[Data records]
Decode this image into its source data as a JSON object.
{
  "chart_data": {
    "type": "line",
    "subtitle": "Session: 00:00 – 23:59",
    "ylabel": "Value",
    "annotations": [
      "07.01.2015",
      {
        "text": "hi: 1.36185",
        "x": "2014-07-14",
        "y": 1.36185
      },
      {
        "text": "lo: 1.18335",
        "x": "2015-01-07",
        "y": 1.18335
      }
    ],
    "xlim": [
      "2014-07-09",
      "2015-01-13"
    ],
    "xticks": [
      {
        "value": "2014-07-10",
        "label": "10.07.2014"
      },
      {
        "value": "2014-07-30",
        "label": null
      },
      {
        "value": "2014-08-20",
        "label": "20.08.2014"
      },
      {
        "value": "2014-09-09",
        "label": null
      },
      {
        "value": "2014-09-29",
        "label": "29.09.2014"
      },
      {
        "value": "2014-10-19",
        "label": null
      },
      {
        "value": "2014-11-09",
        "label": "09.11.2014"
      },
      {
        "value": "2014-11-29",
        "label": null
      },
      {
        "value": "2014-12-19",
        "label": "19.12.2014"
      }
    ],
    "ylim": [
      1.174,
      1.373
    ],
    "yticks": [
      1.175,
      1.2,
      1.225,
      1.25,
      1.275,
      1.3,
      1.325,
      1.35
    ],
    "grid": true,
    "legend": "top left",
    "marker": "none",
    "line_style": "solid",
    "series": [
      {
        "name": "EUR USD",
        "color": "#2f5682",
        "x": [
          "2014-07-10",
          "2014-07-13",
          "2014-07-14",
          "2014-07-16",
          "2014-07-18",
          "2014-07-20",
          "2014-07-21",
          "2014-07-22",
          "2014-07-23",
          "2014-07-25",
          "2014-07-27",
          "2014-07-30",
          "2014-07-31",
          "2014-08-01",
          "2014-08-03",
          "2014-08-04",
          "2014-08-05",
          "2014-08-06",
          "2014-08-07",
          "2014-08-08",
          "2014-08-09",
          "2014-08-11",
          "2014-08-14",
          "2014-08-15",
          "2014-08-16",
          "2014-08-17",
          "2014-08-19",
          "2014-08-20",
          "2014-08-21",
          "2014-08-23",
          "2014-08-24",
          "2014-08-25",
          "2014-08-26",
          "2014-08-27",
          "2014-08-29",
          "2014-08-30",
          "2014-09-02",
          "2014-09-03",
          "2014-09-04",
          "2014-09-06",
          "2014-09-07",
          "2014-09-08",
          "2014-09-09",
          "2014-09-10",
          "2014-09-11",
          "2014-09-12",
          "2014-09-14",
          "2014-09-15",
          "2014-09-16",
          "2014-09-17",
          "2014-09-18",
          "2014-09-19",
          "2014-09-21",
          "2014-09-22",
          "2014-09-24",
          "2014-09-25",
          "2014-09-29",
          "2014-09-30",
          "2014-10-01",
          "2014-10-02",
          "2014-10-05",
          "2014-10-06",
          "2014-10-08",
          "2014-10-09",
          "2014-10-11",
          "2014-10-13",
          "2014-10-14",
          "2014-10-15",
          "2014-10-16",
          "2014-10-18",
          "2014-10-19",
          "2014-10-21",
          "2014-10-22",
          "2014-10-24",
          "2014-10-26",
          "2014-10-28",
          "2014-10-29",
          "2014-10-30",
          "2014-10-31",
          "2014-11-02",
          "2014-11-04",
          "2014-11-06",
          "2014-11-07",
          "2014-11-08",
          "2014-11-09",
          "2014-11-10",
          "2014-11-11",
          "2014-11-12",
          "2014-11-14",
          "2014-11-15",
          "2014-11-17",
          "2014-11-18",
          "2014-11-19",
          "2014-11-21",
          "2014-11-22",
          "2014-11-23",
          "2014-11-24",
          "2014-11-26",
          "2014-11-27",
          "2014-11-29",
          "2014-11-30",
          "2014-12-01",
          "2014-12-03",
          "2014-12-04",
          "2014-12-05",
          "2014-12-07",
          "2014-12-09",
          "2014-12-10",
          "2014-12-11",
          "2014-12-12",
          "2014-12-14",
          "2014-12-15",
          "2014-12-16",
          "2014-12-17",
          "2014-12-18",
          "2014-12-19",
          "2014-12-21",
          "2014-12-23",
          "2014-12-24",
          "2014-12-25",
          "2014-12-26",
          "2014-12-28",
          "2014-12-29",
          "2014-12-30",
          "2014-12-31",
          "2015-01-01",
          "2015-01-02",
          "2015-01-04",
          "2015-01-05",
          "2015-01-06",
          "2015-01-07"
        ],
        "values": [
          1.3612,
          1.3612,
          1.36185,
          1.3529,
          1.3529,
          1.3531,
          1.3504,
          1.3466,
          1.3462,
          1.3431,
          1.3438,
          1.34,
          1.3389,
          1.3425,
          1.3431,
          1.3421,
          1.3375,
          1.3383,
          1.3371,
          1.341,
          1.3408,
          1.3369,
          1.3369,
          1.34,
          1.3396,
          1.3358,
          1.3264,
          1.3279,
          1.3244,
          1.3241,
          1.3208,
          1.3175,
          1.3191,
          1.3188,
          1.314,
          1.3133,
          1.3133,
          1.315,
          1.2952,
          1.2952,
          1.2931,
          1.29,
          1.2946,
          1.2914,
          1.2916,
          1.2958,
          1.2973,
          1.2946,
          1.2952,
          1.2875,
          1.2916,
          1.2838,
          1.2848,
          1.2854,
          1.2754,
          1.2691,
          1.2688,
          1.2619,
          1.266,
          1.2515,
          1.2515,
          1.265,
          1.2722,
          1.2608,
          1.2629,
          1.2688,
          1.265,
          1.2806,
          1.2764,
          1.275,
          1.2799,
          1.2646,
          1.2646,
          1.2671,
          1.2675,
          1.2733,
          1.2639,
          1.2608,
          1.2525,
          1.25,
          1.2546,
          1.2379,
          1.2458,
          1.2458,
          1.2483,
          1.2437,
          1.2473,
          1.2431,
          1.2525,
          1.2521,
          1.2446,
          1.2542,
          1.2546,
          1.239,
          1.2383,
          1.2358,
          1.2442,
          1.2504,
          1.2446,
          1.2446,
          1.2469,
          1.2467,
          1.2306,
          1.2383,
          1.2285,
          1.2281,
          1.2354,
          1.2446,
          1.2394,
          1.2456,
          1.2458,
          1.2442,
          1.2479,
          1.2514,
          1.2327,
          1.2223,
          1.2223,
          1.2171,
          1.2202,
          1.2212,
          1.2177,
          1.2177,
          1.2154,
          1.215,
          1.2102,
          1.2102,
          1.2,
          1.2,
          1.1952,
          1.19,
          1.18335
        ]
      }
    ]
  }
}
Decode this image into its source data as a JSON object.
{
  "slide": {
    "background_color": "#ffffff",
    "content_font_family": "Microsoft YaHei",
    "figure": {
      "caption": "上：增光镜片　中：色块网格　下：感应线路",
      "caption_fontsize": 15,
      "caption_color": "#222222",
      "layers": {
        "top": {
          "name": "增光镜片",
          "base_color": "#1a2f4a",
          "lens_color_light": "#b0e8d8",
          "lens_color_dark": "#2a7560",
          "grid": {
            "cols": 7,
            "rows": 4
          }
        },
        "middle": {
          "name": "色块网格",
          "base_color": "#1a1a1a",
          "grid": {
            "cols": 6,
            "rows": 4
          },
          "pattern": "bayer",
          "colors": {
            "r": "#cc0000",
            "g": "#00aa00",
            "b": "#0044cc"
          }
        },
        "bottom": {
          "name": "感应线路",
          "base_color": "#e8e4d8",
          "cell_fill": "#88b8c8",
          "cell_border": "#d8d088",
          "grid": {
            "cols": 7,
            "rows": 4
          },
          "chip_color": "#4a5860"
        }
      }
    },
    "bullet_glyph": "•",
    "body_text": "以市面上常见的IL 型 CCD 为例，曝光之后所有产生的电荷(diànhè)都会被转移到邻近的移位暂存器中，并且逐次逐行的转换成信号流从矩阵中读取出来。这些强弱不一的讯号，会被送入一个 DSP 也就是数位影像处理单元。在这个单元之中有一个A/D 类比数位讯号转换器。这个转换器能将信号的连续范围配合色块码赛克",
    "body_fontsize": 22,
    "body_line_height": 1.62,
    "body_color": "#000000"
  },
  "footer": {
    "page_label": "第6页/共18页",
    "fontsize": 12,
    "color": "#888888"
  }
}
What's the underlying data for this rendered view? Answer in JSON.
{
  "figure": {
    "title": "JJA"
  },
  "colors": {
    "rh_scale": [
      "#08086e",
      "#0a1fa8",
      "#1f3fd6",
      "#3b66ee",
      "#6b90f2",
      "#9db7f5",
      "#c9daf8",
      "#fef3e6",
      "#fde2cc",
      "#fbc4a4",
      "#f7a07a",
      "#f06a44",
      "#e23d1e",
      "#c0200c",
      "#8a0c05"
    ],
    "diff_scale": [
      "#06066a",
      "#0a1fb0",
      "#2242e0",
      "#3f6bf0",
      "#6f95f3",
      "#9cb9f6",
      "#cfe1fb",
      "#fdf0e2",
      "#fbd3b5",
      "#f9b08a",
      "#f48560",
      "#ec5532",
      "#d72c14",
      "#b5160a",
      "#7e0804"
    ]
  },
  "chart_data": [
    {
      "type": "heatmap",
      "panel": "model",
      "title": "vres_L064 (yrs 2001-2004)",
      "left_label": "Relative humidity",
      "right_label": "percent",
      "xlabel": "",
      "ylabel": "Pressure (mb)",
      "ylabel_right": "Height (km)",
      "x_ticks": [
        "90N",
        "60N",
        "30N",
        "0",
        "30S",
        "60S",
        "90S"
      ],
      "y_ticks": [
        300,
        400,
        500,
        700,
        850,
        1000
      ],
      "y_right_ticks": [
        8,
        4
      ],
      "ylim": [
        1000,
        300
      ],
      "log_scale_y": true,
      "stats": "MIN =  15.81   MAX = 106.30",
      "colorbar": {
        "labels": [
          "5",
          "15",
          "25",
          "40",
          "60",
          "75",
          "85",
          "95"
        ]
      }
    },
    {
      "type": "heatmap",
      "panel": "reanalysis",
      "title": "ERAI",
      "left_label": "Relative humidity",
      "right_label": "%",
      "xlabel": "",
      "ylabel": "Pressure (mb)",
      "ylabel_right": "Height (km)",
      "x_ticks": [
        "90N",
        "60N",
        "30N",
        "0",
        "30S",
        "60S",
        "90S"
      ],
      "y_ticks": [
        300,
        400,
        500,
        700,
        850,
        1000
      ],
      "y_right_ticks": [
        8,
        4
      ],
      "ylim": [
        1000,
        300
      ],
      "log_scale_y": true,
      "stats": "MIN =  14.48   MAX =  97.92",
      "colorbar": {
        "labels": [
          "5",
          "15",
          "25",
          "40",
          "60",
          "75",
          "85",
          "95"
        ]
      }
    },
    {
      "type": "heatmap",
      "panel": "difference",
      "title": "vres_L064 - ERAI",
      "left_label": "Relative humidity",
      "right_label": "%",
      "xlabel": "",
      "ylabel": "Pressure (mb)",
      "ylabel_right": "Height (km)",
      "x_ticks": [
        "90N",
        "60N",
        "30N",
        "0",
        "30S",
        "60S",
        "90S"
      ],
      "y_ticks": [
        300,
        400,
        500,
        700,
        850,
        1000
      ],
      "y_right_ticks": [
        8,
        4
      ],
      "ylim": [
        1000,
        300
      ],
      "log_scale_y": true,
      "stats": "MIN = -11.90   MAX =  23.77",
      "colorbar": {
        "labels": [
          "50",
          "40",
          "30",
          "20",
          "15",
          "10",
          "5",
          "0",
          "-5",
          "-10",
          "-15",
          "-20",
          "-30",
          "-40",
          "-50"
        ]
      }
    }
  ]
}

▸ What you will do
Where a line above holds the string "色块网格", show that line.

▸ Task solution
      "caption": "上：增光镜片　中：色块网格　下：感应线路",
          "name": "色块网格",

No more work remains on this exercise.